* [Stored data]

(begin)

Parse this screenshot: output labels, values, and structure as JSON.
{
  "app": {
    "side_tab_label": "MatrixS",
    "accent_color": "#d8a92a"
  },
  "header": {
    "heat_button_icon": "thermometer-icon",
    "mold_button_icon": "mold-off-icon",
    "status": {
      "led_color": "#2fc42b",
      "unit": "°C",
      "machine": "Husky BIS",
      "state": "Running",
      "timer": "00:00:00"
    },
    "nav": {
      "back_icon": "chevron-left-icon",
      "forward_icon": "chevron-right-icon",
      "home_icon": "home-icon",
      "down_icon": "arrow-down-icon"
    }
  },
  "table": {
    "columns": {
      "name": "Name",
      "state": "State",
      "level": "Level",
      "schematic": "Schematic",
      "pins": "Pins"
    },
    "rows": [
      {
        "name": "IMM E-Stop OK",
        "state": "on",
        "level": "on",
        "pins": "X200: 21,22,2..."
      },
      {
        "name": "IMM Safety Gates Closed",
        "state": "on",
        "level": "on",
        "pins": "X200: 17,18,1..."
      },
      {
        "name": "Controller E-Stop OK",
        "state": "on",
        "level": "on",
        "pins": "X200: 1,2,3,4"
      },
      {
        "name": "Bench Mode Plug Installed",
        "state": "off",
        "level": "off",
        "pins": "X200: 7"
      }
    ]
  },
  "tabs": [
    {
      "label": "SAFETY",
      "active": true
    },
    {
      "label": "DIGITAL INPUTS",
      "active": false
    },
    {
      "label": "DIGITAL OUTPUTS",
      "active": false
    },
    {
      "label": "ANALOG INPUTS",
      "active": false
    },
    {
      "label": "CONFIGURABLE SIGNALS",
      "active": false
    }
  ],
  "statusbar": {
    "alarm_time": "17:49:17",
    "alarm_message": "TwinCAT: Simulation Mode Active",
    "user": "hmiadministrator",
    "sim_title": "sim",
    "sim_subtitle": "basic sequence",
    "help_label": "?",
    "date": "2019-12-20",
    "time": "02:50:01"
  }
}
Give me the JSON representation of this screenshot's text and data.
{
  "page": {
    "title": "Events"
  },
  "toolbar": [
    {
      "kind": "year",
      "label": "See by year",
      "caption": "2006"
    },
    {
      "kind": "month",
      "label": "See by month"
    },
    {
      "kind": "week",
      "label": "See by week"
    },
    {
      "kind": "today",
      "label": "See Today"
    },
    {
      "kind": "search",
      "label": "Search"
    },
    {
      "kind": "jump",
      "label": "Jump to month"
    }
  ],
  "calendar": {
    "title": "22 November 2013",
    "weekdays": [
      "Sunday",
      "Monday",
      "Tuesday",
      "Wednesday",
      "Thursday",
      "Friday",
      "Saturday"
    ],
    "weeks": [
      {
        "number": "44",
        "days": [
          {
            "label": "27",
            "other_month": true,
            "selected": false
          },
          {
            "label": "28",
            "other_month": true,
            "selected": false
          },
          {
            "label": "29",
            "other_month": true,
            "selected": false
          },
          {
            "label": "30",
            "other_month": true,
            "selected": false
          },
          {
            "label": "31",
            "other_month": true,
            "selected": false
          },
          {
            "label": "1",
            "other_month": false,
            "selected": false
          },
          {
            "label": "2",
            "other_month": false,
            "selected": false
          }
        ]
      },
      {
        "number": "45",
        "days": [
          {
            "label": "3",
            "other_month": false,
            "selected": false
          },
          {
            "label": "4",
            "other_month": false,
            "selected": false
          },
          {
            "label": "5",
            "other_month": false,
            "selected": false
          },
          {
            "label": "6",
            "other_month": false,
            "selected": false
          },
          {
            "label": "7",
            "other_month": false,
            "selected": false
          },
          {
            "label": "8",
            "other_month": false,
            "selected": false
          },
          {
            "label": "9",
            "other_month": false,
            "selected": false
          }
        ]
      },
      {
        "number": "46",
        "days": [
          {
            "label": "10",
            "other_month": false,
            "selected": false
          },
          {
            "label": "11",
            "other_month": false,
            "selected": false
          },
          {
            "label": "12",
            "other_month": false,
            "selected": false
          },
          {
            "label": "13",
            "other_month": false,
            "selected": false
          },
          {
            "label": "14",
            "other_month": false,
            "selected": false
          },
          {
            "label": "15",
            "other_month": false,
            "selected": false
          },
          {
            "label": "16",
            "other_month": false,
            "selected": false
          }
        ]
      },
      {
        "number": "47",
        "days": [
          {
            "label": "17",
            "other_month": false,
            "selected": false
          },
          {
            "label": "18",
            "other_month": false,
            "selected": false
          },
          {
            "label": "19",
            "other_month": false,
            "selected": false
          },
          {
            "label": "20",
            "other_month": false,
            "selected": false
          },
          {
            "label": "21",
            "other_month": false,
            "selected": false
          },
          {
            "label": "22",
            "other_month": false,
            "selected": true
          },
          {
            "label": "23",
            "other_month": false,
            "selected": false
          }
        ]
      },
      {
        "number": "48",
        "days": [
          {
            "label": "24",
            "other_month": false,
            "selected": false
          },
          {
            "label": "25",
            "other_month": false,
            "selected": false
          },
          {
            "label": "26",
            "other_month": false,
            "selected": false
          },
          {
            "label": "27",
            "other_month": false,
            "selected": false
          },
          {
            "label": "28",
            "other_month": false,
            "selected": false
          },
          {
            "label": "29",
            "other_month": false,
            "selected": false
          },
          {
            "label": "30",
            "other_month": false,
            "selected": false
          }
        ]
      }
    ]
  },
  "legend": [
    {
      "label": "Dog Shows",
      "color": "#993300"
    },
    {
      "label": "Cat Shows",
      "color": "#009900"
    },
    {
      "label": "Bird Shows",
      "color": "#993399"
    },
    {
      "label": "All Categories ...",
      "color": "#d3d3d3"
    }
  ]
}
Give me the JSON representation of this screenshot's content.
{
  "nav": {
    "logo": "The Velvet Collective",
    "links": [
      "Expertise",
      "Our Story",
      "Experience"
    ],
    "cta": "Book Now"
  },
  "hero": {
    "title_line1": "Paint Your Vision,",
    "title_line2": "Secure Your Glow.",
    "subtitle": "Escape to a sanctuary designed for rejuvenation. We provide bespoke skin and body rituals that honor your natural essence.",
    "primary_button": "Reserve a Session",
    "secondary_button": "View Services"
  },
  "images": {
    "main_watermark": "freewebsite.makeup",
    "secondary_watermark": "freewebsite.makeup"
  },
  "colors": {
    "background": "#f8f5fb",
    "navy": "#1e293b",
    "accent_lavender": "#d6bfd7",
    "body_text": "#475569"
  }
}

(end)

* [Exercise] Show all lines above holding "pins".

* [Written solution]
      "pins": "Pins"
        "pins": "X200: 21,22,2..."
        "pins": "X200: 17,18,1..."
        "pins": "X200: 1,2,3,4"
        "pins": "X200: 7"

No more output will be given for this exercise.